Supplied material:
(begin)

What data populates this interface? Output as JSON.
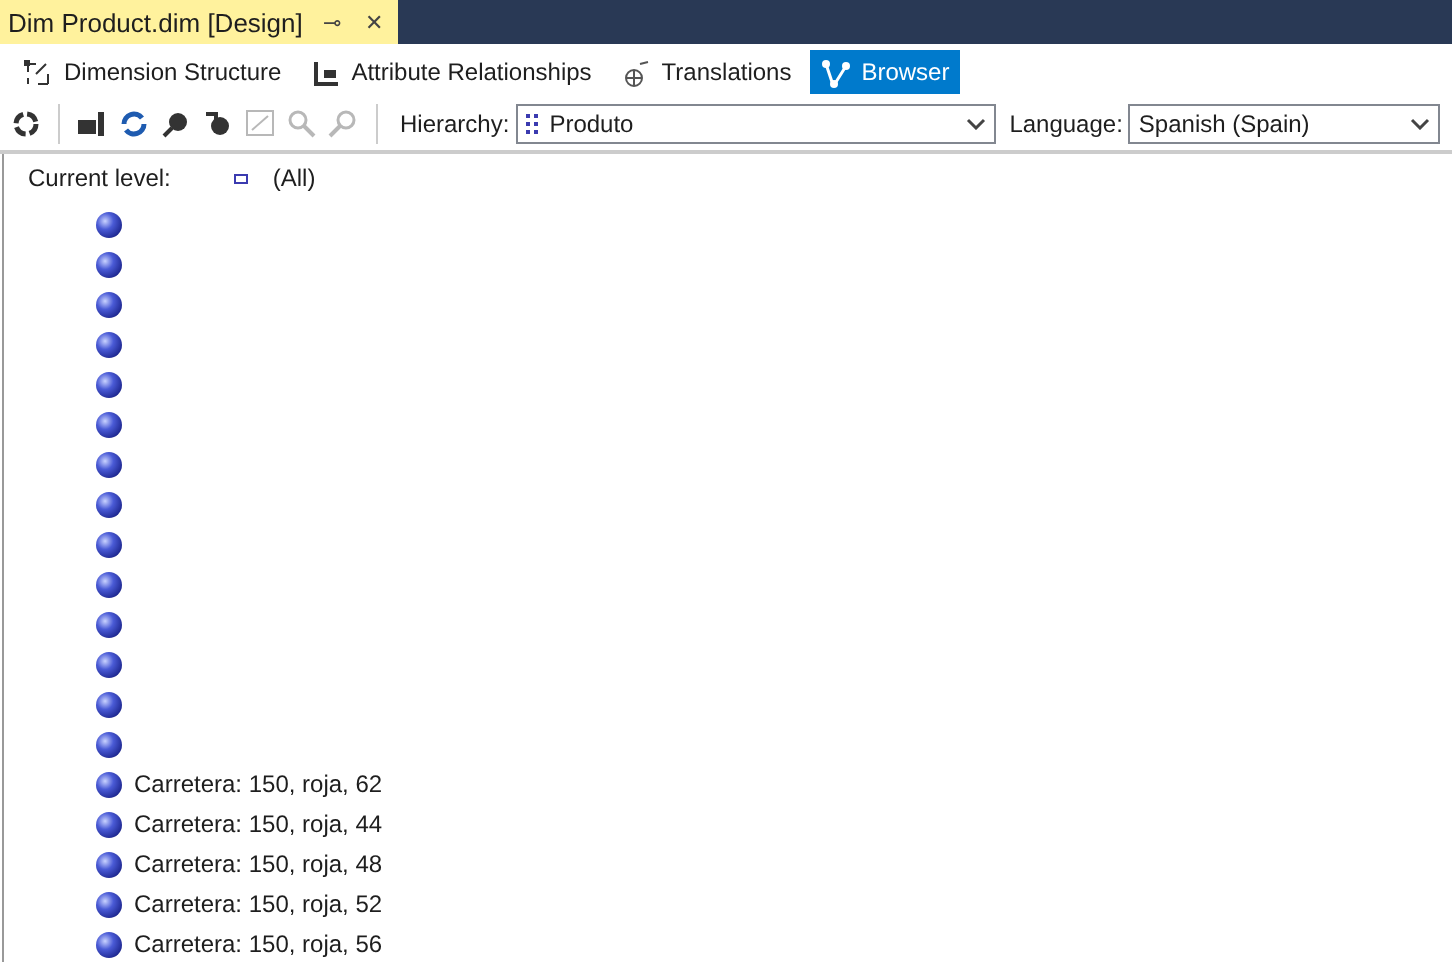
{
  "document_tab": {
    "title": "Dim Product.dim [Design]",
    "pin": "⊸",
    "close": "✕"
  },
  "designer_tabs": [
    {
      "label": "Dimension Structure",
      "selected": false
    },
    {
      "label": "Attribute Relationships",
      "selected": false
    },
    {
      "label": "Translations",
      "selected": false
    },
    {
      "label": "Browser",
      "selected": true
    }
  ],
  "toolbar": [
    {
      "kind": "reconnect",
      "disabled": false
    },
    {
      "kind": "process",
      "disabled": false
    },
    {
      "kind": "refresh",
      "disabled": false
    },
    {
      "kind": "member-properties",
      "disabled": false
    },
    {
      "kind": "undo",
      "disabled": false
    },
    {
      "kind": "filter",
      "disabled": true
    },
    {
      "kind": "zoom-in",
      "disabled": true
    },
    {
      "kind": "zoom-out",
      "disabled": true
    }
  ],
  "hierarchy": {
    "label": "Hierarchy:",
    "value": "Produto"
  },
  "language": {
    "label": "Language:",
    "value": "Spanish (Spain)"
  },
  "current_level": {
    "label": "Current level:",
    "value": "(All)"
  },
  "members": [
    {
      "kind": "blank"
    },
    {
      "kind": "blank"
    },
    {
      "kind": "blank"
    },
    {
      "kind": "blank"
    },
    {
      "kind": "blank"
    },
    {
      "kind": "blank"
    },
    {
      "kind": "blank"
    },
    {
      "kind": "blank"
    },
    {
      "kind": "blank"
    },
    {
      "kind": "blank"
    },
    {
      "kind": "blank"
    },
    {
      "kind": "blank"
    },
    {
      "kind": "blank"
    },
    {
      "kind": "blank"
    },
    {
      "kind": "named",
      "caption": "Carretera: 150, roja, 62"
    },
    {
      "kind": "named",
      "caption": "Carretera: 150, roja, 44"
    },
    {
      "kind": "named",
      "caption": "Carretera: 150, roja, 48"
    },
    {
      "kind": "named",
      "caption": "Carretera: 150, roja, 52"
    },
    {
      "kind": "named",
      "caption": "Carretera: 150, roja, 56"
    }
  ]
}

(end)

What is needed: Would you return the data exactly as written, without the pictures?

Solution to this problem:
What data populates this interface? Output as JSON.
{
  "document_tab": {
    "title": "Dim Product.dim [Design]",
    "pin": "⊸",
    "close": "✕"
  },
  "designer_tabs": [
    {
      "label": "Dimension Structure",
      "selected": false
    },
    {
      "label": "Attribute Relationships",
      "selected": false
    },
    {
      "label": "Translations",
      "selected": false
    },
    {
      "label": "Browser",
      "selected": true
    }
  ],
  "toolbar": [
    {
      "kind": "reconnect",
      "disabled": false
    },
    {
      "kind": "process",
      "disabled": false
    },
    {
      "kind": "refresh",
      "disabled": false
    },
    {
      "kind": "member-properties",
      "disabled": false
    },
    {
      "kind": "undo",
      "disabled": false
    },
    {
      "kind": "filter",
      "disabled": true
    },
    {
      "kind": "zoom-in",
      "disabled": true
    },
    {
      "kind": "zoom-out",
      "disabled": true
    }
  ],
  "hierarchy": {
    "label": "Hierarchy:",
    "value": "Produto"
  },
  "language": {
    "label": "Language:",
    "value": "Spanish (Spain)"
  },
  "current_level": {
    "label": "Current level:",
    "value": "(All)"
  },
  "members": [
    {
      "kind": "blank"
    },
    {
      "kind": "blank"
    },
    {
      "kind": "blank"
    },
    {
      "kind": "blank"
    },
    {
      "kind": "blank"
    },
    {
      "kind": "blank"
    },
    {
      "kind": "blank"
    },
    {
      "kind": "blank"
    },
    {
      "kind": "blank"
    },
    {
      "kind": "blank"
    },
    {
      "kind": "blank"
    },
    {
      "kind": "blank"
    },
    {
      "kind": "blank"
    },
    {
      "kind": "blank"
    },
    {
      "kind": "named",
      "caption": "Carretera: 150, roja, 62"
    },
    {
      "kind": "named",
      "caption": "Carretera: 150, roja, 44"
    },
    {
      "kind": "named",
      "caption": "Carretera: 150, roja, 48"
    },
    {
      "kind": "named",
      "caption": "Carretera: 150, roja, 52"
    },
    {
      "kind": "named",
      "caption": "Carretera: 150, roja, 56"
    }
  ]
}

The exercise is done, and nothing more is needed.